◆ **WHAT THE TASK REQUIRES**: Repeat each entry exactly and drop the pictures.

◆ **INPUT DATA**:
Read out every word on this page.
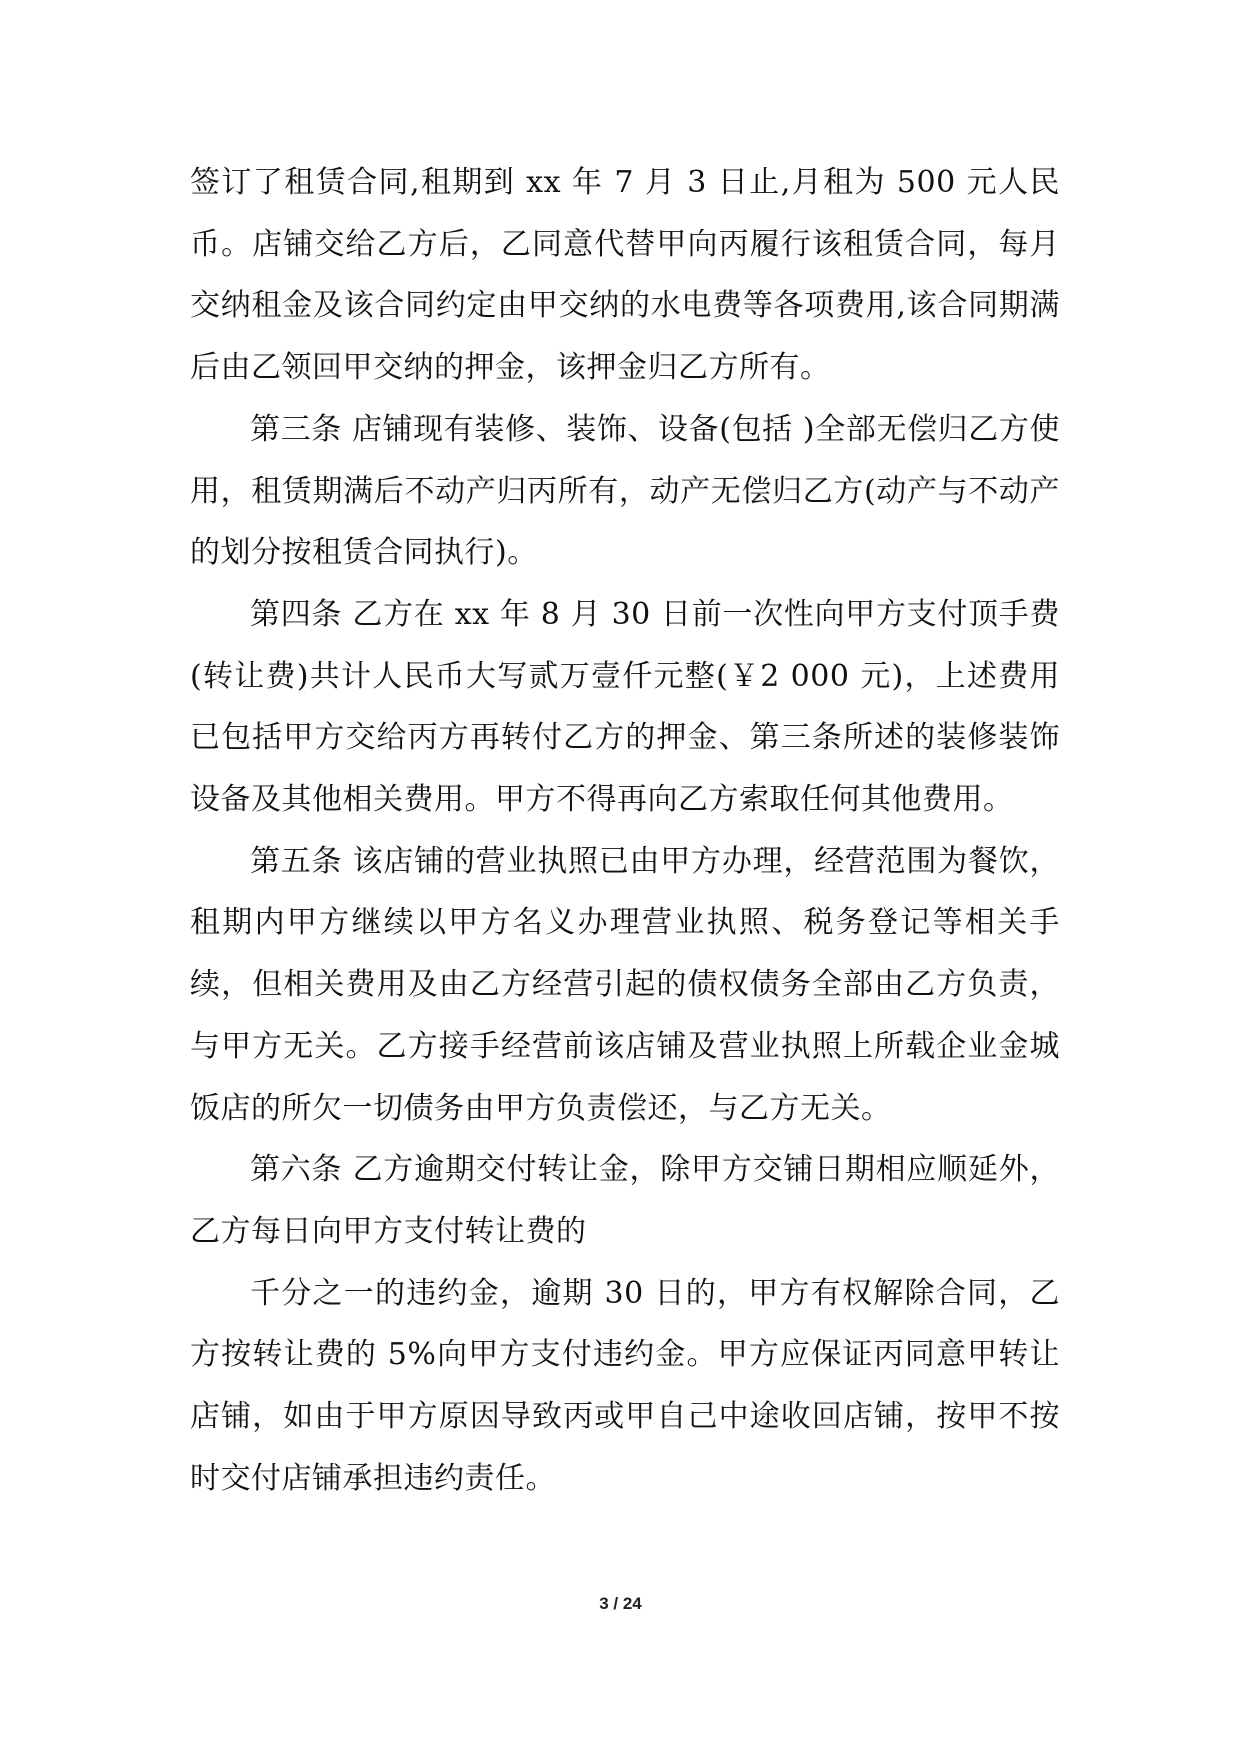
签订了租赁合同,租期到 xx 年 7 月 3 日止,月租为 500 元人民币。店铺交给乙方后，乙同意代替甲向丙履行该租赁合同，每月交纳租金及该合同约定由甲交纳的水电费等各项费用,该合同期满后由乙领回甲交纳的押金，该押金归乙方所有。

第三条 店铺现有装修、装饰、设备(包括 )全部无偿归乙方使用，租赁期满后不动产归丙所有，动产无偿归乙方(动产与不动产的划分按租赁合同执行)。

第四条 乙方在 xx 年 8 月 30 日前一次性向甲方支付顶手费(转让费)共计人民币大写贰万壹仟元整(￥2 000 元)，上述费用已包括甲方交给丙方再转付乙方的押金、第三条所述的装修装饰设备及其他相关费用。甲方不得再向乙方索取任何其他费用。

第五条 该店铺的营业执照已由甲方办理，经营范围为餐饮，租期内甲方继续以甲方名义办理营业执照、税务登记等相关手续，但相关费用及由乙方经营引起的债权债务全部由乙方负责，与甲方无关。乙方接手经营前该店铺及营业执照上所载企业金城饭店的所欠一切债务由甲方负责偿还，与乙方无关。

第六条 乙方逾期交付转让金，除甲方交铺日期相应顺延外，乙方每日向甲方支付转让费的

千分之一的违约金，逾期 30 日的，甲方有权解除合同，乙方按转让费的 5%向甲方支付违约金。甲方应保证丙同意甲转让店铺，如由于甲方原因导致丙或甲自己中途收回店铺，按甲不按时交付店铺承担违约责任。

3 / 24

◆ **RESPONSE**:
Read out every word on this page.
签订了租赁合同,租期到 xx 年 7 月 3 日止,月租为 500 元人民币。店铺交给乙方后，乙同意代替甲向丙履行该租赁合同，每月交纳租金及该合同约定由甲交纳的水电费等各项费用,该合同期满后由乙领回甲交纳的押金，该押金归乙方所有。

第三条 店铺现有装修、装饰、设备(包括 )全部无偿归乙方使用，租赁期满后不动产归丙所有，动产无偿归乙方(动产与不动产的划分按租赁合同执行)。

第四条 乙方在 xx 年 8 月 30 日前一次性向甲方支付顶手费(转让费)共计人民币大写贰万壹仟元整(￥2 000 元)，上述费用已包括甲方交给丙方再转付乙方的押金、第三条所述的装修装饰设备及其他相关费用。甲方不得再向乙方索取任何其他费用。

第五条 该店铺的营业执照已由甲方办理，经营范围为餐饮，租期内甲方继续以甲方名义办理营业执照、税务登记等相关手续，但相关费用及由乙方经营引起的债权债务全部由乙方负责，与甲方无关。乙方接手经营前该店铺及营业执照上所载企业金城饭店的所欠一切债务由甲方负责偿还，与乙方无关。

第六条 乙方逾期交付转让金，除甲方交铺日期相应顺延外，乙方每日向甲方支付转让费的

千分之一的违约金，逾期 30 日的，甲方有权解除合同，乙方按转让费的 5%向甲方支付违约金。甲方应保证丙同意甲转让店铺，如由于甲方原因导致丙或甲自己中途收回店铺，按甲不按时交付店铺承担违约责任。

3 / 24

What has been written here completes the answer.